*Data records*
——

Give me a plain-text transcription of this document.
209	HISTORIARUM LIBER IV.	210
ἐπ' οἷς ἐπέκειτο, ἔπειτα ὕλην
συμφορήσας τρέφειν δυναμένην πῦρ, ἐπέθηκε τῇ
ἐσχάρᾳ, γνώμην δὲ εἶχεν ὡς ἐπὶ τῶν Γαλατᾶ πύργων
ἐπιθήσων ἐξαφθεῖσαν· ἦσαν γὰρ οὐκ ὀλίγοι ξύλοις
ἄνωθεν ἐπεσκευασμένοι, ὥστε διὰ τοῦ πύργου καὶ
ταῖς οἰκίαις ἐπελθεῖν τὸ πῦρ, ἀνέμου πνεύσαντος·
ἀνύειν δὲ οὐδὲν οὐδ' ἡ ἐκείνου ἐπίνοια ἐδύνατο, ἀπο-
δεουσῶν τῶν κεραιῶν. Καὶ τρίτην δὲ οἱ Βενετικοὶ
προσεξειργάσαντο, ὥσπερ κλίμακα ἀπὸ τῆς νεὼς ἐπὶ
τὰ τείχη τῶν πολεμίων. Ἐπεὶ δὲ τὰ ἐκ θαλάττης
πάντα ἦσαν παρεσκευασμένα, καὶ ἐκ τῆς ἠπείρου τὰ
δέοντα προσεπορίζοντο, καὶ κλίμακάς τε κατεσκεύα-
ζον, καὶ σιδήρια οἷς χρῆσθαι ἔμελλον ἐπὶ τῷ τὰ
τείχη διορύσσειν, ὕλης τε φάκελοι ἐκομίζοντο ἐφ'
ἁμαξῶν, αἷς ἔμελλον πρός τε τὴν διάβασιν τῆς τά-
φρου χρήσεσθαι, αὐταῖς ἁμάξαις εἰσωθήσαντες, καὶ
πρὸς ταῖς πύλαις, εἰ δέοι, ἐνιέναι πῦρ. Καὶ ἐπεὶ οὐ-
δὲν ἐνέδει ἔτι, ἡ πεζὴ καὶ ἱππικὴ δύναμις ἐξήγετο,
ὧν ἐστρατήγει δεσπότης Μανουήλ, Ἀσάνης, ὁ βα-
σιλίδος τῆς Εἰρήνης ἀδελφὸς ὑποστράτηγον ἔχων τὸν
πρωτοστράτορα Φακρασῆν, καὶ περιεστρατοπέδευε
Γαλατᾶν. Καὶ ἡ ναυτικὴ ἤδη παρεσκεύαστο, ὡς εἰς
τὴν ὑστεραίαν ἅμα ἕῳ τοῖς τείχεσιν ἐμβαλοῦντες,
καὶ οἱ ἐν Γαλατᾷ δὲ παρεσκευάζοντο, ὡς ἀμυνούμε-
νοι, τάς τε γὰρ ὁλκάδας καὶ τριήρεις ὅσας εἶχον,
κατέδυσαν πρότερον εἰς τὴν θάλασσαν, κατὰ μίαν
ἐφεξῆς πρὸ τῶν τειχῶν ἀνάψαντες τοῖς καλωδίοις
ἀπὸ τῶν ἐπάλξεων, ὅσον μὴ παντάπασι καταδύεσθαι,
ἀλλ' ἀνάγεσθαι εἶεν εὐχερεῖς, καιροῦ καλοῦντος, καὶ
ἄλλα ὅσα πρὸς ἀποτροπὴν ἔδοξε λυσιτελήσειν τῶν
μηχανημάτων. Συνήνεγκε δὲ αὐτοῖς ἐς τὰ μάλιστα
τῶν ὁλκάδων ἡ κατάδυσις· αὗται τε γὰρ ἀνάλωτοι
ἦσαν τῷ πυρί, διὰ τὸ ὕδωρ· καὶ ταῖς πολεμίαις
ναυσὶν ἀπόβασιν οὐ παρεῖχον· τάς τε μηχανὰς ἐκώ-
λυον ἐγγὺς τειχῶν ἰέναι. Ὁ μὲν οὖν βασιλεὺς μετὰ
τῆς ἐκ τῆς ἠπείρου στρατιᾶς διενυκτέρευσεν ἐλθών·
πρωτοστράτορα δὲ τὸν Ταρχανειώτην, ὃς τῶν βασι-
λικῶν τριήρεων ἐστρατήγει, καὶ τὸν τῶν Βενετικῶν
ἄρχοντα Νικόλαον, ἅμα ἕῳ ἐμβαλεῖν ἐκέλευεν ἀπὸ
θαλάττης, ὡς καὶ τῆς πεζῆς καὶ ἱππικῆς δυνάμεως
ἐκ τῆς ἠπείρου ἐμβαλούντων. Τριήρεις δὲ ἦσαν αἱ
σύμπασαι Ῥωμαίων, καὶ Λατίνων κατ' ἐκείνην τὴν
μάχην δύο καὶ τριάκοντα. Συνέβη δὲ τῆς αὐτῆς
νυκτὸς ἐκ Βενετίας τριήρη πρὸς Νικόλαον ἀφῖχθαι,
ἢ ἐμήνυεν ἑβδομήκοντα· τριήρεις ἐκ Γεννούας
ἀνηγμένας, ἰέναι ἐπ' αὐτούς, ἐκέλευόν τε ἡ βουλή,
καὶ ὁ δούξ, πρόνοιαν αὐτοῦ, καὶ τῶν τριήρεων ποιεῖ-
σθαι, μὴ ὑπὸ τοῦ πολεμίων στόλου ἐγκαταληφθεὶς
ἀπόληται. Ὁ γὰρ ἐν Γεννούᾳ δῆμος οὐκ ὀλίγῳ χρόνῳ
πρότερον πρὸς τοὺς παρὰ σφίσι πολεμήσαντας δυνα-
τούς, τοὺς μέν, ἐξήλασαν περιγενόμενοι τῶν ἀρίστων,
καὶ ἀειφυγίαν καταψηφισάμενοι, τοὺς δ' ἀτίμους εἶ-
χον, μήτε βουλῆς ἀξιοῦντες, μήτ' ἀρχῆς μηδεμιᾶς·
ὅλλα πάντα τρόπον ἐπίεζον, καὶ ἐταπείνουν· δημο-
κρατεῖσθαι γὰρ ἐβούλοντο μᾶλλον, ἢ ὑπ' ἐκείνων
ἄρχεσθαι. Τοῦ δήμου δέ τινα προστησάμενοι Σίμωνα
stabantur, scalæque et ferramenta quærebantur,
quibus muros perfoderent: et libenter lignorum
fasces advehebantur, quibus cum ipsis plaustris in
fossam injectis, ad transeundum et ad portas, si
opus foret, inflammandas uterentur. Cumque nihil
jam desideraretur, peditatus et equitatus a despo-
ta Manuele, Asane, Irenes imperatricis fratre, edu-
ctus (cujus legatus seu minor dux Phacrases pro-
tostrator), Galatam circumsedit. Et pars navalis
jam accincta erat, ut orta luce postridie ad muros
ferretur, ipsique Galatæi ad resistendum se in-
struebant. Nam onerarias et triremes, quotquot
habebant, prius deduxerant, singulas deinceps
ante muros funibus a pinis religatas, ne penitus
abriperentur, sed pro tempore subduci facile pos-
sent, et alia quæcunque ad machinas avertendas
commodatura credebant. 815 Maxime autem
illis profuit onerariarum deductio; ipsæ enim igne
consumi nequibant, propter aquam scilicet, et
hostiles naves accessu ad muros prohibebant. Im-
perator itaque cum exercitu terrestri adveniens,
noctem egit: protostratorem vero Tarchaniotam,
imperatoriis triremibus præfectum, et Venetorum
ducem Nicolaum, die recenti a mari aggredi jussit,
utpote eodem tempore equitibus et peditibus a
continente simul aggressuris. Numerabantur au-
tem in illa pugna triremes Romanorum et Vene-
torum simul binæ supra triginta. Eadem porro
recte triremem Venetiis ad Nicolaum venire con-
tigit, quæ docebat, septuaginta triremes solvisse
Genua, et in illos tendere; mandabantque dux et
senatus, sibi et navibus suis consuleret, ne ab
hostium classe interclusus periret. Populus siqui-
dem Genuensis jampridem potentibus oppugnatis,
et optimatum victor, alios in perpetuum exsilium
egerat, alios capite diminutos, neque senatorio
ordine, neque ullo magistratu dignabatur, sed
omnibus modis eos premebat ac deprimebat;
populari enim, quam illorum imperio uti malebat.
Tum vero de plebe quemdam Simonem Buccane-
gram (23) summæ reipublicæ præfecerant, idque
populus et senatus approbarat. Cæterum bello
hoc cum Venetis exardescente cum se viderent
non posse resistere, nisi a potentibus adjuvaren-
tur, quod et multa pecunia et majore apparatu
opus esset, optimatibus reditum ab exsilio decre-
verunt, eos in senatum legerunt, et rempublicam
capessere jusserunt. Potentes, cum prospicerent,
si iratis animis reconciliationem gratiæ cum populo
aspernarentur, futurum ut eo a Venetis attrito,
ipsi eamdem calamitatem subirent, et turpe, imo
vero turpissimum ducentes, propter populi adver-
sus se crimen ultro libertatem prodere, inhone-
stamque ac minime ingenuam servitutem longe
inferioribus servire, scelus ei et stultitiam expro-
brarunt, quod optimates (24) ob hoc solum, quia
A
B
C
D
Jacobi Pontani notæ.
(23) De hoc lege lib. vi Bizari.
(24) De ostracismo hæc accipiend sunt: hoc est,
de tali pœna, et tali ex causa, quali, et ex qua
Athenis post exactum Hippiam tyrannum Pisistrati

——

*EXERCISE OBJECTIVE*
Your task is to gather all lines from the entries above that hold the word "πρότερον".

*FINISHED TASK*
κατέδυσαν πρότερον εἰς τὴν θάλασσαν, κατὰ μίαν
πρότερον πρὸς τοὺς παρὰ σφίσι πολεμήσαντας δυνα-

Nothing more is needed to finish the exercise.